▶ _Instructions to follow_: Copy every line from the records below that holds the word "Fencing".
--- Material provided ---
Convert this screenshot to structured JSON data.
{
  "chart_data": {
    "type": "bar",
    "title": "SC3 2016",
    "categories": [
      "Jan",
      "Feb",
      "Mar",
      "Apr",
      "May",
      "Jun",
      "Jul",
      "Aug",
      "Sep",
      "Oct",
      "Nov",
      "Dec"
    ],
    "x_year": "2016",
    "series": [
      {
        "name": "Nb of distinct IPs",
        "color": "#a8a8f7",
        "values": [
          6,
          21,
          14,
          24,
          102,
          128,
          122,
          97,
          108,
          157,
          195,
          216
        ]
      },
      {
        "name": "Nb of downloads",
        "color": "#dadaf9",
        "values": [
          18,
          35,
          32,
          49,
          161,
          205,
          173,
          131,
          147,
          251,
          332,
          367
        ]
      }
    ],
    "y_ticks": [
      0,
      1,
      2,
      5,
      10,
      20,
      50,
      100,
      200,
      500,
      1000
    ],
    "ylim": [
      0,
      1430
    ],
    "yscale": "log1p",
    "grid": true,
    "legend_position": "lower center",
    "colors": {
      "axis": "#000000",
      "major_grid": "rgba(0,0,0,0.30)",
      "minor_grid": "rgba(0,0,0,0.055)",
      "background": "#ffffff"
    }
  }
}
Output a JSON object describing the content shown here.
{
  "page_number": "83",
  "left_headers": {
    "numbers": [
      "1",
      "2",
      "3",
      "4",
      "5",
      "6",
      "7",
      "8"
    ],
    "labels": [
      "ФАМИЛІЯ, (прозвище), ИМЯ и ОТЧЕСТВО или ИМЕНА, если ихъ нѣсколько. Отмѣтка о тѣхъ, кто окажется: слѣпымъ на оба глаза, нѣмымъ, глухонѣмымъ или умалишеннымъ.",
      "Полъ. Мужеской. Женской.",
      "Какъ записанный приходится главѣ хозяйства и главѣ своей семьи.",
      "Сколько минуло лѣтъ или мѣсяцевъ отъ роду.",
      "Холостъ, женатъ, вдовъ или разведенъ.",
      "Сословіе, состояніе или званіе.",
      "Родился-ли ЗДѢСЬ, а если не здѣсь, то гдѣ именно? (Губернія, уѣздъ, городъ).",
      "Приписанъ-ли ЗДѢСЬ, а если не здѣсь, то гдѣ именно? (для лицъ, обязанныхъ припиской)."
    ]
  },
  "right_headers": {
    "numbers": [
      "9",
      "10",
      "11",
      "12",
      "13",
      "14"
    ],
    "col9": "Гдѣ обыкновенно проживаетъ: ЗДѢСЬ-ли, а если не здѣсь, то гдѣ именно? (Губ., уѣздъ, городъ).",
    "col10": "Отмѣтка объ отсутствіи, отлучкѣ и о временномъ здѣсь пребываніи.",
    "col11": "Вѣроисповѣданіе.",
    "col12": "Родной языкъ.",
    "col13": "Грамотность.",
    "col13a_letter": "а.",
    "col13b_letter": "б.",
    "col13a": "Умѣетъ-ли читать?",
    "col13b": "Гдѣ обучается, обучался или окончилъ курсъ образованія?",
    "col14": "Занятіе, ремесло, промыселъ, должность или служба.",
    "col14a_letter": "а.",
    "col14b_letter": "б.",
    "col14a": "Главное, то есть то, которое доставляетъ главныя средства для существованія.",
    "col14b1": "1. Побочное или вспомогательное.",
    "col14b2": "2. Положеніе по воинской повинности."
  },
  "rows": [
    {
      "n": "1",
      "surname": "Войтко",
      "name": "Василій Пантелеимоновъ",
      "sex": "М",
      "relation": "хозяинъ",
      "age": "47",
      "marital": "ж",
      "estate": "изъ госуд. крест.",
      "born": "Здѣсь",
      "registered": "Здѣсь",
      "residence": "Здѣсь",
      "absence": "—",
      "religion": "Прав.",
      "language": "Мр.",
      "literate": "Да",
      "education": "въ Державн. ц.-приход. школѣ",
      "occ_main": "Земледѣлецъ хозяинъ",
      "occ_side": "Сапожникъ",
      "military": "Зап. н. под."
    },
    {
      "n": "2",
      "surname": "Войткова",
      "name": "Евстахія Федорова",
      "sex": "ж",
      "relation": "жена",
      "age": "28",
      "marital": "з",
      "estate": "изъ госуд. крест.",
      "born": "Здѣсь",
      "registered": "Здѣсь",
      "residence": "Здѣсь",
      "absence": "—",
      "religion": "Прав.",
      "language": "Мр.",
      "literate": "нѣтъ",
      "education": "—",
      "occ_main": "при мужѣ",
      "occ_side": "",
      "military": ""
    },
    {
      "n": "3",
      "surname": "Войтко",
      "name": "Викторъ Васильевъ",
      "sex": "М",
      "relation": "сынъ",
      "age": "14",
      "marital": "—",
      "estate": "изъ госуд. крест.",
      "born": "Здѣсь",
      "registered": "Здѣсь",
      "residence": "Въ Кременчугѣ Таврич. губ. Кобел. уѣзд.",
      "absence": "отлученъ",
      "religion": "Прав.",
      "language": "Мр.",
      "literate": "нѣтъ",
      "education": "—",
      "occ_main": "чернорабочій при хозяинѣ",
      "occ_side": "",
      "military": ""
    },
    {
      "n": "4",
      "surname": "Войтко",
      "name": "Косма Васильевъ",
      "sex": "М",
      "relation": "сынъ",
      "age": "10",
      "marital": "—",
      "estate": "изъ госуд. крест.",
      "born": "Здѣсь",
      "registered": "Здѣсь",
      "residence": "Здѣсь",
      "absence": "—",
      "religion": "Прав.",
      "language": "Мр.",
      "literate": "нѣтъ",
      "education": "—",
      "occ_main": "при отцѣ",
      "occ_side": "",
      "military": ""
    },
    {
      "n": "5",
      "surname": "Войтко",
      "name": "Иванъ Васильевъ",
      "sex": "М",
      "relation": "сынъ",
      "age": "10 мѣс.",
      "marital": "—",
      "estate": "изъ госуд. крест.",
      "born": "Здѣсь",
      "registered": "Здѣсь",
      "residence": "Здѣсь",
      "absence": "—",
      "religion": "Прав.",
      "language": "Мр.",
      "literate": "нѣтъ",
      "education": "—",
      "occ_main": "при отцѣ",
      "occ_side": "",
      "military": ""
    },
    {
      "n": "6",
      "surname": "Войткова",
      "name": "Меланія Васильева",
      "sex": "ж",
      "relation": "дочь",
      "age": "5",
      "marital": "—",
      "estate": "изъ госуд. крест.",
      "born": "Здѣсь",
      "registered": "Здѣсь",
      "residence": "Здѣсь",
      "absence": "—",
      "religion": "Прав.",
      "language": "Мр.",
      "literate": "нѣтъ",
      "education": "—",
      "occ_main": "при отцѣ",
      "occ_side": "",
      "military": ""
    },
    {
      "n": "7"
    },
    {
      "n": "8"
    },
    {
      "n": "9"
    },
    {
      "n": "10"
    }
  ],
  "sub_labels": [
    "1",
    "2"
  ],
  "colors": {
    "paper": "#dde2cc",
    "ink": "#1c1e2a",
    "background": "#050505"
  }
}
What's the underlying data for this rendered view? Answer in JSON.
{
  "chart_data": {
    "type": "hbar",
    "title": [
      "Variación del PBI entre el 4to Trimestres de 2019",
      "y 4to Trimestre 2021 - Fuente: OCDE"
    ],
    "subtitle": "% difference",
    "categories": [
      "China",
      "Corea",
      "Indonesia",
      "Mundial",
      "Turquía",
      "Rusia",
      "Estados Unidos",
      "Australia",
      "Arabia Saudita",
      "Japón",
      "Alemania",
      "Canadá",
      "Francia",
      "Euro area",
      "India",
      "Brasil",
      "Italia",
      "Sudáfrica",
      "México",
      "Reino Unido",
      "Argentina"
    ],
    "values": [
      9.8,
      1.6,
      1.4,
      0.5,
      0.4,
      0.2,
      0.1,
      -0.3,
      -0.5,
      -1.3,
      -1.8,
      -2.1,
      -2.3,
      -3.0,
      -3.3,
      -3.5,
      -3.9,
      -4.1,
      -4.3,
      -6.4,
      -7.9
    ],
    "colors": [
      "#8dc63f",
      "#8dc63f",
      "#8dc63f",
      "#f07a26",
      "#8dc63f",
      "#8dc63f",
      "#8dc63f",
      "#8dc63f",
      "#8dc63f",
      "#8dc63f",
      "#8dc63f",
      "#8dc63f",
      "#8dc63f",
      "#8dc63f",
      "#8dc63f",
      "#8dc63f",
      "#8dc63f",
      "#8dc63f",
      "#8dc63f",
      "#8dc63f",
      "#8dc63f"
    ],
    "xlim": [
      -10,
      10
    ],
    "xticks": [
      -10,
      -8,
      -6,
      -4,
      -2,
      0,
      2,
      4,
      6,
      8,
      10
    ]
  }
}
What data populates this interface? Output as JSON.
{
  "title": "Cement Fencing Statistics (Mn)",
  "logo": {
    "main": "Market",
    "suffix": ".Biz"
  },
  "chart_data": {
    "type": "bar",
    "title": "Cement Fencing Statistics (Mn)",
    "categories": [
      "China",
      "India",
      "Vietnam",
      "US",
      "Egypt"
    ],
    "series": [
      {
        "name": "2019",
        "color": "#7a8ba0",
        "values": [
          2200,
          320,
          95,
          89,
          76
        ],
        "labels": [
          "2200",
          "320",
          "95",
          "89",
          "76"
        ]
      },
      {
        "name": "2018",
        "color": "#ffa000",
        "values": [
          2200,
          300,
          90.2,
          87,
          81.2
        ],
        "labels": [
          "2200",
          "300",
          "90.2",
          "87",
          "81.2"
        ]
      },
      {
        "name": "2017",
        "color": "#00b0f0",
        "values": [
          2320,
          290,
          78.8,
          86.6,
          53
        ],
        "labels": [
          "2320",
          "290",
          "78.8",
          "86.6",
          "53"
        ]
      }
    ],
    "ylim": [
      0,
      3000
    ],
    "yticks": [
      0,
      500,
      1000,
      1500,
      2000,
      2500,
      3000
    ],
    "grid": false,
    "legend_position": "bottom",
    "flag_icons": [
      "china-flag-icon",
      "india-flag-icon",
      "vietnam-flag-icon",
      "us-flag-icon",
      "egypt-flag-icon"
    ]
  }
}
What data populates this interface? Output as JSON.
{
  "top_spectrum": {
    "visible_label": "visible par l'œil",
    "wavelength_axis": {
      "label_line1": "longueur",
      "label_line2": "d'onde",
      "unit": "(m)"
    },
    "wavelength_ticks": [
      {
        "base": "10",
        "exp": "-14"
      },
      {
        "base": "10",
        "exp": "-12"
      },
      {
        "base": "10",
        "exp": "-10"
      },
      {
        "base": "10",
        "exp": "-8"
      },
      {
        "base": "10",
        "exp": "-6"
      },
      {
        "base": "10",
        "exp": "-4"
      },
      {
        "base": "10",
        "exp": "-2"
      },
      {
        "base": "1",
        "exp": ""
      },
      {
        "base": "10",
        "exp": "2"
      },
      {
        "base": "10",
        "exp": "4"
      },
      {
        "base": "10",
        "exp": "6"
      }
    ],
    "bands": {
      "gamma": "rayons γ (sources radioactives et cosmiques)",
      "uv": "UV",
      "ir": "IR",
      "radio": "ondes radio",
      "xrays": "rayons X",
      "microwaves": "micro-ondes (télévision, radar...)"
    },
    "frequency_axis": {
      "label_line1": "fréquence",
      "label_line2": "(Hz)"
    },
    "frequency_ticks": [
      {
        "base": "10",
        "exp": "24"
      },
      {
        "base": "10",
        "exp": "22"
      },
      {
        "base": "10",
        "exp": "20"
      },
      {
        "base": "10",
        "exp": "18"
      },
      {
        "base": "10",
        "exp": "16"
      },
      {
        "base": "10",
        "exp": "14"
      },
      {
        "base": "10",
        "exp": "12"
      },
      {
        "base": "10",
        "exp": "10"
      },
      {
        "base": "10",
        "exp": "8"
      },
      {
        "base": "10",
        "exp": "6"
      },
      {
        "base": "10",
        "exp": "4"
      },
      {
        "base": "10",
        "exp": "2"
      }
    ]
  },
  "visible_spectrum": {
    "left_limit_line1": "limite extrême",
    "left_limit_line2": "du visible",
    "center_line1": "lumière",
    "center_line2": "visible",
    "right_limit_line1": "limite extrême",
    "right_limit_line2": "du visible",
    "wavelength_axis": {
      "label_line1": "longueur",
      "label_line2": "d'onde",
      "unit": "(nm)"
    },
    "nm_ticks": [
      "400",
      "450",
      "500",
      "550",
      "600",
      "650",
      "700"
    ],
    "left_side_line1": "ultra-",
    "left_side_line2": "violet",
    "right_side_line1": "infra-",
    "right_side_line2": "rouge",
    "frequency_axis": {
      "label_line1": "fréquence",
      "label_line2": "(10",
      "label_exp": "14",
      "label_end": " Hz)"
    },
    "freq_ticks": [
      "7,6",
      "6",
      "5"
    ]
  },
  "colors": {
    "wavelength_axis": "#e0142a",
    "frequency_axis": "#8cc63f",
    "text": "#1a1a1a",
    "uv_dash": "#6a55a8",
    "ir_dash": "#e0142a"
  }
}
---
▶ _Exercise response_:
  "title": "Cement Fencing Statistics (Mn)",
    "title": "Cement Fencing Statistics (Mn)",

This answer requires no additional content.